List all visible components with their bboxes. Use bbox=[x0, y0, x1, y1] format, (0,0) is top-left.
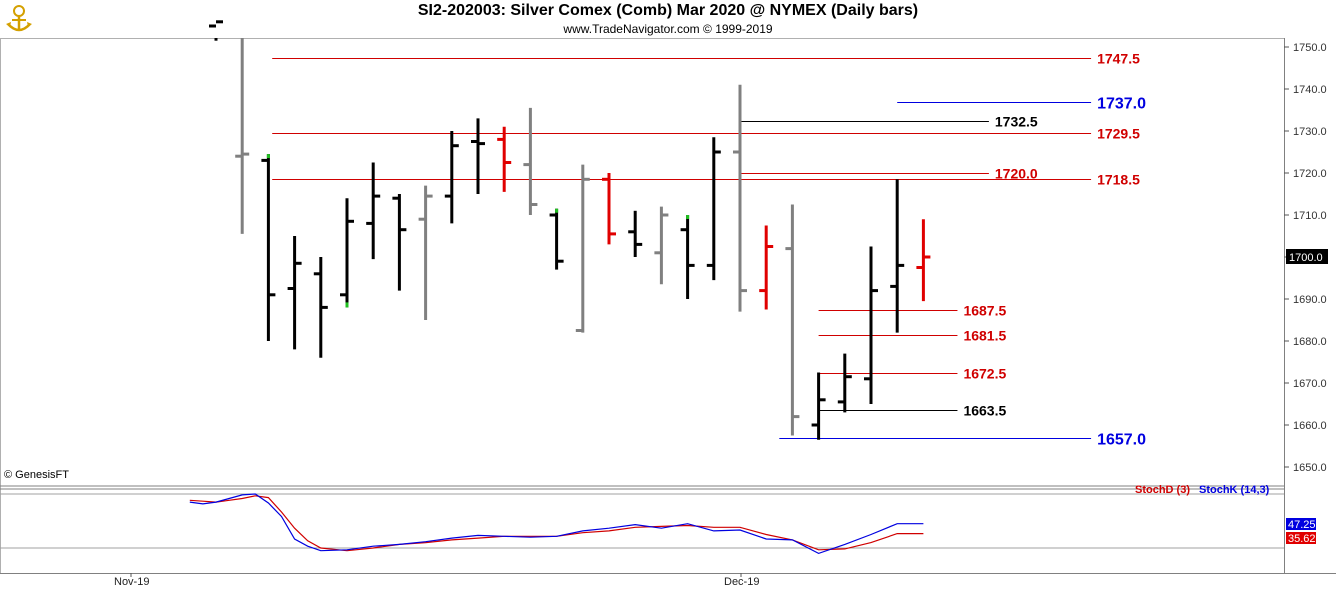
ohlc-bar bbox=[706, 137, 721, 281]
ohlc-bar bbox=[916, 219, 931, 302]
ohlc-bar bbox=[313, 257, 328, 358]
ohlc-bar bbox=[366, 162, 381, 260]
stoch-d-current-box bbox=[1286, 532, 1316, 544]
ohlc-bar bbox=[575, 164, 590, 333]
price-tick-label: 1730.0 bbox=[1293, 126, 1327, 138]
price-bars bbox=[209, 20, 931, 440]
ohlc-bar bbox=[628, 210, 643, 257]
level-label: 1737.0 bbox=[1097, 96, 1146, 113]
price-tick-label: 1650.0 bbox=[1293, 462, 1327, 474]
chart-subtitle: www.TradeNavigator.com © 1999-2019 bbox=[563, 22, 773, 36]
price-tick-label: 1710.0 bbox=[1293, 210, 1327, 222]
ohlc-bar bbox=[733, 84, 747, 312]
stoch-d-current: 35.62 bbox=[1288, 533, 1316, 545]
stoch-k-line bbox=[189, 493, 924, 555]
date-label: Dec-19 bbox=[724, 576, 759, 588]
price-tick-label: 1670.0 bbox=[1293, 378, 1327, 390]
ohlc-bar bbox=[602, 173, 616, 245]
level-label: 1729.5 bbox=[1097, 126, 1140, 142]
chart-title: SI2-202003: Silver Comex (Comb) Mar 2020… bbox=[417, 2, 919, 19]
level-label: 1672.5 bbox=[963, 366, 1006, 382]
level-label: 1720.0 bbox=[995, 166, 1038, 182]
level-label: 1718.5 bbox=[1097, 172, 1140, 188]
chart-frame bbox=[0, 38, 1336, 574]
ohlc-bar bbox=[654, 206, 669, 285]
price-axis: 1750.0 1740.0 1730.0 1720.0 1710.0 1700.0 1690… bbox=[1284, 42, 1328, 474]
level-label: 1681.5 bbox=[963, 328, 1006, 344]
date-axis: Nov-19 Dec-19 bbox=[114, 573, 759, 588]
ohlc-bar bbox=[497, 126, 512, 192]
data-copyright: © GenesisFT bbox=[4, 469, 69, 481]
stoch-k-legend: StochK (14,3) bbox=[1199, 484, 1270, 496]
stoch-k-current-box bbox=[1286, 518, 1316, 530]
ohlc-bar bbox=[549, 208, 564, 270]
ohlc-bar bbox=[261, 154, 276, 341]
stoch-k-current: 47.25 bbox=[1288, 519, 1316, 531]
level-label: 1687.5 bbox=[963, 303, 1006, 319]
date-label: Nov-19 bbox=[114, 576, 149, 588]
stoch-d-legend: StochD (3) bbox=[1135, 484, 1190, 496]
ohlc-bar bbox=[864, 246, 878, 404]
ohlc-bar bbox=[785, 204, 800, 436]
price-tick-label: 1660.0 bbox=[1293, 420, 1327, 432]
level-label: 1663.5 bbox=[963, 403, 1006, 419]
price-tick-label: 1680.0 bbox=[1293, 336, 1327, 348]
current-price-label: 1700.0 bbox=[1289, 252, 1323, 264]
current-price-box bbox=[1286, 249, 1328, 264]
ohlc-bar bbox=[471, 118, 485, 194]
price-tick-label: 1750.0 bbox=[1293, 42, 1327, 54]
price-levels: 1747.5 1737.0 1732.5 1729.5 1720.0 1718.5 1687… bbox=[272, 51, 1146, 449]
ohlc-bar bbox=[418, 185, 433, 320]
price-tick-label: 1690.0 bbox=[1293, 294, 1327, 306]
ohlc-bar bbox=[811, 372, 826, 440]
price-tick-label: 1740.0 bbox=[1293, 84, 1327, 96]
ohlc-bar bbox=[287, 236, 302, 350]
stochastic-panel: StochD (3) StochK (14,3) 47.25 35.62 bbox=[0, 484, 1316, 555]
ohlc-bar bbox=[890, 179, 905, 333]
tradenavigator-logo-icon bbox=[6, 5, 32, 32]
ohlc-bar bbox=[444, 131, 459, 224]
level-label: 1732.5 bbox=[995, 114, 1038, 130]
ohlc-bar bbox=[340, 198, 354, 308]
ohlc-bar bbox=[235, 38, 250, 234]
plot-border bbox=[0, 38, 1285, 574]
price-tick-label: 1720.0 bbox=[1293, 168, 1327, 180]
ohlc-bar bbox=[837, 353, 852, 413]
level-label: 1657.0 bbox=[1097, 432, 1146, 449]
ohlc-bar bbox=[680, 215, 695, 299]
stoch-d-line bbox=[189, 495, 924, 552]
ohlc-bar bbox=[759, 225, 774, 310]
ohlc-bar bbox=[392, 194, 407, 291]
level-label: 1747.5 bbox=[1097, 51, 1140, 67]
ohlc-bar bbox=[209, 20, 223, 41]
ohlc-bar bbox=[523, 107, 538, 215]
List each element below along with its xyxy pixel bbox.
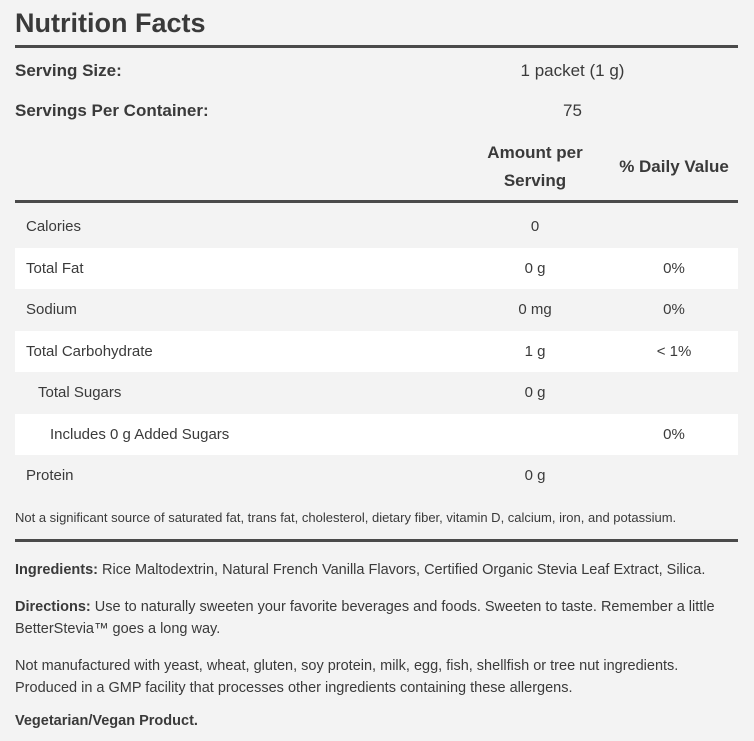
nutrient-name: Total Carbohydrate bbox=[26, 342, 153, 360]
nutrient-dv: 0% bbox=[663, 259, 685, 277]
nutrient-name: Protein bbox=[26, 467, 74, 485]
nutrient-amount: 0 g bbox=[524, 259, 546, 277]
nutrient-dv: 0% bbox=[663, 425, 685, 443]
table-row: Total Carbohydrate 1 g < 1% bbox=[15, 330, 738, 372]
nutrition-panel: Nutrition Facts Serving Size: 1 packet (… bbox=[15, 0, 738, 729]
table-row: Total Sugars 0 g bbox=[15, 372, 738, 414]
amount-header-line2: Serving bbox=[503, 171, 567, 190]
nutrient-amount: 0 g bbox=[524, 467, 546, 485]
directions-text: Use to naturally sweeten your favorite b… bbox=[15, 598, 715, 637]
serving-size-label: Serving Size: bbox=[15, 61, 122, 80]
table-row: Protein 0 g bbox=[15, 455, 738, 497]
serving-size-value: 1 packet (1 g) bbox=[520, 61, 625, 80]
ingredients-text: Rice Maltodextrin, Natural French Vanill… bbox=[97, 561, 706, 578]
daily-value-header: % Daily Value bbox=[619, 157, 729, 176]
ingredients-label: Ingredients: bbox=[15, 561, 98, 578]
page-title: Nutrition Facts bbox=[15, 0, 738, 48]
directions-label: Directions: bbox=[15, 598, 91, 615]
nutrient-name: Total Sugars bbox=[38, 384, 122, 402]
vegetarian-statement: Vegetarian/Vegan Product. bbox=[15, 712, 198, 729]
nutrient-dv: < 1% bbox=[656, 342, 692, 360]
table-row: Calories 0 bbox=[15, 206, 738, 248]
nutrient-name: Calories bbox=[26, 218, 82, 236]
nutrient-name: Total Fat bbox=[26, 259, 84, 277]
nutrient-amount: 0 g bbox=[524, 384, 546, 402]
serving-size-row: Serving Size: 1 packet (1 g) bbox=[15, 51, 738, 91]
servings-per-container-label: Servings Per Container: bbox=[15, 101, 209, 120]
allergen-statement: Not manufactured with yeast, wheat, glut… bbox=[15, 657, 679, 696]
servings-per-container-row: Servings Per Container: 75 bbox=[15, 91, 738, 131]
nutrient-dv: 0% bbox=[663, 301, 685, 319]
directions-paragraph: Directions: Use to naturally sweeten you… bbox=[15, 596, 738, 640]
table-header: Amount per Serving % Daily Value bbox=[15, 134, 738, 203]
amount-header-line1: Amount per bbox=[487, 143, 583, 162]
table-row: Includes 0 g Added Sugars 0% bbox=[15, 413, 738, 455]
nutrient-name: Sodium bbox=[26, 301, 77, 319]
nutrient-amount: 1 g bbox=[524, 342, 546, 360]
nutrient-amount: 0 mg bbox=[518, 301, 552, 319]
nutrient-name: Includes 0 g Added Sugars bbox=[50, 425, 230, 443]
ingredients-paragraph: Ingredients: Rice Maltodextrin, Natural … bbox=[15, 559, 738, 581]
nutrient-amount: 0 bbox=[530, 218, 540, 236]
amount-per-serving-header: Amount per Serving bbox=[460, 139, 610, 195]
table-row: Sodium 0 mg 0% bbox=[15, 289, 738, 331]
servings-per-container-value: 75 bbox=[563, 101, 582, 120]
table-row: Total Fat 0 g 0% bbox=[15, 247, 738, 289]
footnote: Not a significant source of saturated fa… bbox=[15, 497, 738, 542]
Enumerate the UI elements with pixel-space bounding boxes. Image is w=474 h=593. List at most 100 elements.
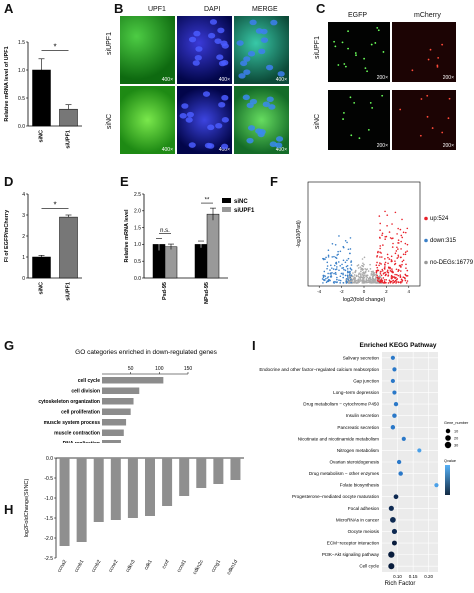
size-legend-title: Gene_number xyxy=(444,421,469,425)
point-no-deg xyxy=(375,282,378,284)
fluorescent-cell xyxy=(426,94,429,97)
point-no-deg xyxy=(365,278,368,280)
x-tick-label: siUPF1 xyxy=(66,130,72,149)
fluorescent-cell xyxy=(347,47,349,50)
dot-micrornas-in-cancer xyxy=(390,517,396,523)
dot-progesterone-mediated-oocyte-maturation xyxy=(393,494,399,500)
nucleus xyxy=(179,113,187,119)
x-tick-label: -4 xyxy=(317,289,321,294)
point-up xyxy=(379,247,381,250)
legend-label: down:315 xyxy=(430,238,457,244)
point-no-deg xyxy=(353,274,356,276)
fluorescent-cell xyxy=(399,108,402,111)
nucleus xyxy=(216,54,224,61)
point-down xyxy=(341,263,343,266)
nucleus xyxy=(193,30,201,37)
point-up xyxy=(380,278,383,280)
point-up xyxy=(384,261,387,264)
nuclei-overlay xyxy=(179,19,285,150)
point-up xyxy=(394,260,396,262)
fluorescent-cell xyxy=(376,27,379,29)
point-down xyxy=(322,257,325,260)
fluorescent-cell xyxy=(349,96,352,99)
point-up xyxy=(387,274,390,276)
point-no-deg xyxy=(364,268,366,270)
category-label: Nicotinate and nicotinamide metabolism xyxy=(298,436,379,441)
x-tick-label: 0.10 xyxy=(393,574,402,579)
point-no-deg xyxy=(364,270,367,273)
fluorescent-cell xyxy=(429,48,432,51)
y-tick-label: 2 xyxy=(22,234,25,240)
mag-label: 400× xyxy=(161,147,173,153)
point-down xyxy=(333,255,335,258)
micrograph-egfp-sinc: 200× xyxy=(328,90,390,150)
point-down xyxy=(335,273,337,276)
point-down xyxy=(346,271,349,274)
point-up xyxy=(392,242,394,245)
point-up xyxy=(402,253,405,256)
category-label: Long−term depression xyxy=(333,390,379,395)
legend-label: up:524 xyxy=(430,216,449,222)
nucleus xyxy=(202,91,211,97)
point-down xyxy=(329,269,331,271)
y-axis-label: Relative mRNA level xyxy=(124,209,130,262)
point-no-deg xyxy=(360,270,362,273)
fluorescent-cell xyxy=(382,51,385,53)
point-down xyxy=(348,271,350,273)
panel-g-chart: GO categories enriched in down-regulated… xyxy=(38,349,217,447)
point-up xyxy=(376,266,379,269)
panel-a-chart: 0.0 0.5 1.0 1.5 siNC siUPF1 Relative mRNA leve… xyxy=(4,40,82,149)
mag-label: 400× xyxy=(275,147,287,153)
y-tick-label: 0.5 xyxy=(134,259,141,265)
x-tick-label: siNC xyxy=(39,130,45,143)
point-down xyxy=(336,278,338,281)
point-up xyxy=(404,279,407,282)
point-down xyxy=(334,281,337,283)
point-up xyxy=(379,256,381,258)
point-no-deg xyxy=(362,262,364,265)
point-down xyxy=(325,256,327,259)
significance-mark: * xyxy=(53,42,56,51)
point-up xyxy=(404,253,407,256)
point-up xyxy=(376,261,378,264)
y-axis-label: log2FoldChange(SI/NC) xyxy=(24,478,30,537)
mag-label: 400× xyxy=(218,147,230,153)
legend-swatch xyxy=(222,207,231,212)
y-tick-label: 0.0 xyxy=(134,276,141,282)
nucleus xyxy=(221,94,229,101)
point-no-deg xyxy=(368,280,371,283)
point-up xyxy=(397,239,400,241)
micrograph-upf1-siupf1: 400× xyxy=(120,16,175,84)
point-down xyxy=(345,265,348,268)
fluorescent-cell xyxy=(334,45,337,48)
point-up xyxy=(375,271,378,274)
category-label: muscle system process xyxy=(44,420,101,426)
chart-title: GO categories enriched in down-regulated… xyxy=(75,349,217,356)
point-no-deg xyxy=(374,278,376,281)
dot-drug-metabolism-other-enzymes xyxy=(398,471,403,476)
point-down xyxy=(350,281,352,284)
point-up xyxy=(398,269,400,272)
fluorescent-cell xyxy=(333,40,336,43)
point-down xyxy=(345,277,348,280)
point-up xyxy=(389,267,391,270)
point-up xyxy=(387,256,389,259)
category-label: cell proliferation xyxy=(61,410,100,416)
y-tick-label: -0.5 xyxy=(44,476,53,482)
nucleus xyxy=(221,117,229,123)
point-up xyxy=(394,273,396,276)
point-down xyxy=(334,268,337,271)
fluorescent-cell xyxy=(355,54,357,57)
mag-label: 200× xyxy=(442,75,454,81)
point-up xyxy=(386,253,389,256)
point-up xyxy=(385,235,388,238)
point-no-deg xyxy=(366,281,368,284)
point-down xyxy=(345,282,348,284)
panel-d: D 0 1 2 3 4 siNC siUPF1 FI of EGFP/mCherry * xyxy=(0,170,100,320)
point-up xyxy=(381,270,384,272)
point-down xyxy=(330,274,332,276)
point-no-deg xyxy=(369,276,371,279)
point-no-deg xyxy=(359,273,362,275)
panel-g: G GO categories enriched in down-regulat… xyxy=(0,338,240,447)
nucleus xyxy=(238,73,246,79)
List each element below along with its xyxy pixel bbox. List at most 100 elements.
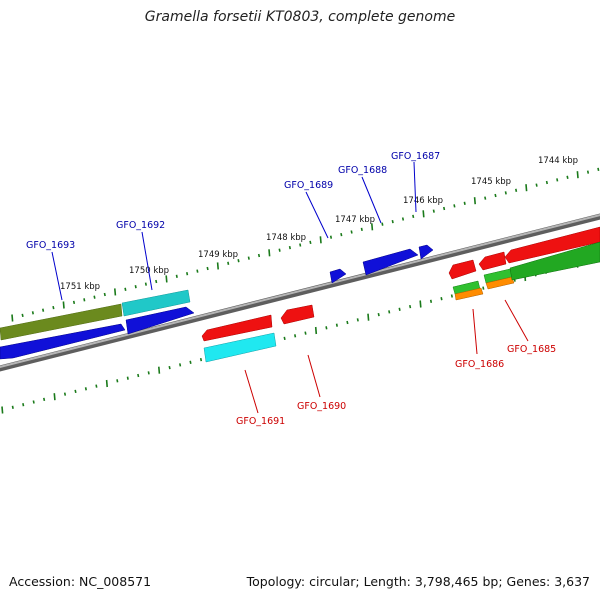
gene-blue-gfo-1688[interactable] [362,248,419,276]
label-gfo-1690[interactable]: GFO_1690 [297,401,346,412]
upper-tick [381,222,384,226]
lower-tick [283,336,286,341]
lower-tick [32,400,35,404]
lower-tick [294,334,297,338]
tick-track-upper [11,167,600,322]
label-gfo-1691[interactable]: GFO_1691 [236,416,285,427]
gene-red-gfo-1690[interactable] [280,304,315,325]
lower-tick [335,323,338,327]
gene-red-small-1[interactable] [448,259,477,280]
tick-label-1748: 1748 kbp [266,233,306,243]
gene-cyan-upper[interactable] [121,289,191,317]
gene-cyan-lower[interactable] [203,332,277,363]
lower-tick [346,320,349,325]
upper-tick [299,243,302,247]
upper-tick [576,171,579,179]
gene-olive[interactable] [0,303,123,341]
lower-tick [388,310,391,314]
label-gfo-1685[interactable]: GFO_1685 [507,344,556,355]
lower-tick [158,366,161,374]
gene-green-long[interactable] [509,241,600,281]
upper-tick [21,313,24,318]
upper-tick [412,214,415,219]
upper-tick [227,261,230,265]
upper-tick [597,167,600,172]
label-gfo-1687[interactable]: GFO_1687 [391,151,440,162]
upper-tick [62,301,65,309]
upper-tick [586,170,590,174]
upper-tick [114,288,117,296]
lower-tick [304,331,307,335]
upper-tick [340,232,343,237]
tick-label-1744: 1744 kbp [538,156,578,166]
upper-tick [371,223,374,231]
leader-gfo-1691 [244,369,259,414]
lower-tick [325,326,328,330]
lower-tick [74,389,77,394]
upper-tick [391,219,394,224]
label-gfo-1686[interactable]: GFO_1686 [455,359,504,370]
gene-orange-small[interactable] [454,287,484,301]
gene-red-small-2[interactable] [478,251,507,271]
upper-tick [196,269,199,273]
label-gfo-1688[interactable]: GFO_1688 [338,165,387,176]
tick-label-1745: 1745 kbp [471,177,511,187]
upper-tick [350,230,353,234]
lower-tick [1,406,4,414]
upper-tick [216,262,219,270]
upper-tick [556,178,559,182]
lower-tick [22,403,25,407]
lower-tick [199,357,203,362]
lower-tick [43,397,46,402]
genome-summary-text: Topology: circular; Length: 3,798,465 bp… [246,574,590,589]
gene-red-gfo-1691[interactable] [201,314,273,342]
upper-tick [443,206,446,211]
tick-label-1746: 1746 kbp [403,196,443,206]
upper-tick [247,256,250,260]
upper-tick [103,292,106,297]
lower-tick [409,304,412,309]
leader-gfo-1685 [504,299,529,342]
gene-blue-mid[interactable] [125,306,195,335]
lower-tick [356,318,359,322]
label-gfo-1692[interactable]: GFO_1692 [116,220,165,231]
lower-tick [53,393,56,401]
tick-label-1749: 1749 kbp [198,250,238,260]
tick-label-1747: 1747 kbp [335,215,375,225]
upper-tick [134,285,137,289]
tick-label-1751: 1751 kbp [60,282,100,292]
accession-text: Accession: NC_008571 [9,574,152,589]
lower-tick [314,326,318,335]
gene-blue-gfo-1689[interactable] [329,268,347,284]
lower-tick [482,286,485,290]
upper-tick [278,248,281,252]
lower-tick [137,373,140,378]
lower-tick [84,387,87,391]
upper-tick [463,201,466,205]
leader-gfo-1690 [307,354,321,398]
upper-tick [319,236,322,244]
lower-tick [440,297,443,301]
upper-tick [175,274,178,278]
label-gfo-1693[interactable]: GFO_1693 [26,240,75,251]
gene-blue-long[interactable] [0,323,126,360]
label-leaders [51,161,529,414]
upper-tick [504,191,507,195]
upper-tick [453,204,456,208]
lower-tick [450,294,453,298]
upper-tick [165,275,168,283]
gene-orange-mid[interactable] [485,276,515,290]
lower-tick [189,360,192,364]
upper-tick [473,197,476,205]
upper-tick [11,314,14,322]
lower-tick [398,307,401,311]
genes-reverse [201,226,600,363]
upper-tick [186,272,189,276]
lower-tick [11,405,14,409]
gene-blue-gfo-1687[interactable] [418,244,434,260]
label-gfo-1689[interactable]: GFO_1689 [284,180,333,191]
gene-red-long[interactable] [504,226,600,264]
upper-tick [72,300,76,305]
genome-backbone [0,213,600,372]
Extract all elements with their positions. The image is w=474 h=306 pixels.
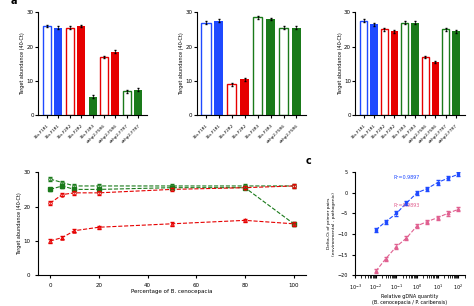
Bar	[401, 23, 408, 115]
Bar	[253, 17, 262, 115]
Bar	[201, 23, 210, 115]
Bar	[123, 91, 131, 115]
Bar	[228, 84, 237, 115]
Bar	[411, 23, 419, 115]
Bar	[111, 52, 119, 115]
Bar	[89, 96, 97, 115]
Bar	[292, 28, 301, 115]
Text: a: a	[10, 0, 17, 6]
Y-axis label: Target abundance (40-Ct): Target abundance (40-Ct)	[179, 32, 184, 95]
Bar	[266, 19, 275, 115]
Bar	[240, 79, 249, 115]
Bar	[421, 57, 429, 115]
Bar	[77, 26, 85, 115]
X-axis label: Percentage of B. cenocepacia: Percentage of B. cenocepacia	[131, 289, 213, 294]
Text: R²=0.9897: R²=0.9897	[393, 175, 420, 180]
X-axis label: Relative gDNA quantity
(B. cenocepacia / P. caribensis): Relative gDNA quantity (B. cenocepacia /…	[372, 294, 447, 304]
Bar	[279, 28, 288, 115]
Bar	[360, 21, 367, 115]
Bar	[370, 24, 377, 115]
Text: R²=0.9893: R²=0.9893	[393, 203, 420, 208]
Bar	[442, 29, 449, 115]
Bar	[100, 57, 108, 115]
Text: c: c	[306, 156, 312, 166]
Bar	[214, 21, 223, 115]
Bar	[134, 90, 142, 115]
Y-axis label: Target abundance (40-Ct): Target abundance (40-Ct)	[20, 32, 26, 95]
Bar	[66, 28, 74, 115]
Bar	[43, 26, 51, 115]
Bar	[432, 62, 439, 115]
Bar	[452, 31, 460, 115]
Bar	[391, 31, 398, 115]
Y-axis label: Delta-Ct of primer pairs
(environmental - pathogenic): Delta-Ct of primer pairs (environmental …	[327, 192, 336, 256]
Bar	[381, 29, 388, 115]
Y-axis label: Target abundance (40-Ct): Target abundance (40-Ct)	[17, 192, 22, 255]
Bar	[55, 28, 62, 115]
Y-axis label: Target abundance (40-Ct): Target abundance (40-Ct)	[337, 32, 343, 95]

════════════════

Work instructions: Which lines above contain the word "regulated"? Copy each one.

Response area:
panel-g-chart: GO categories enriched in down-regulated… xyxy=(38,349,217,447)
chart-title: GO categories enriched in down-regulated… xyxy=(75,349,217,356)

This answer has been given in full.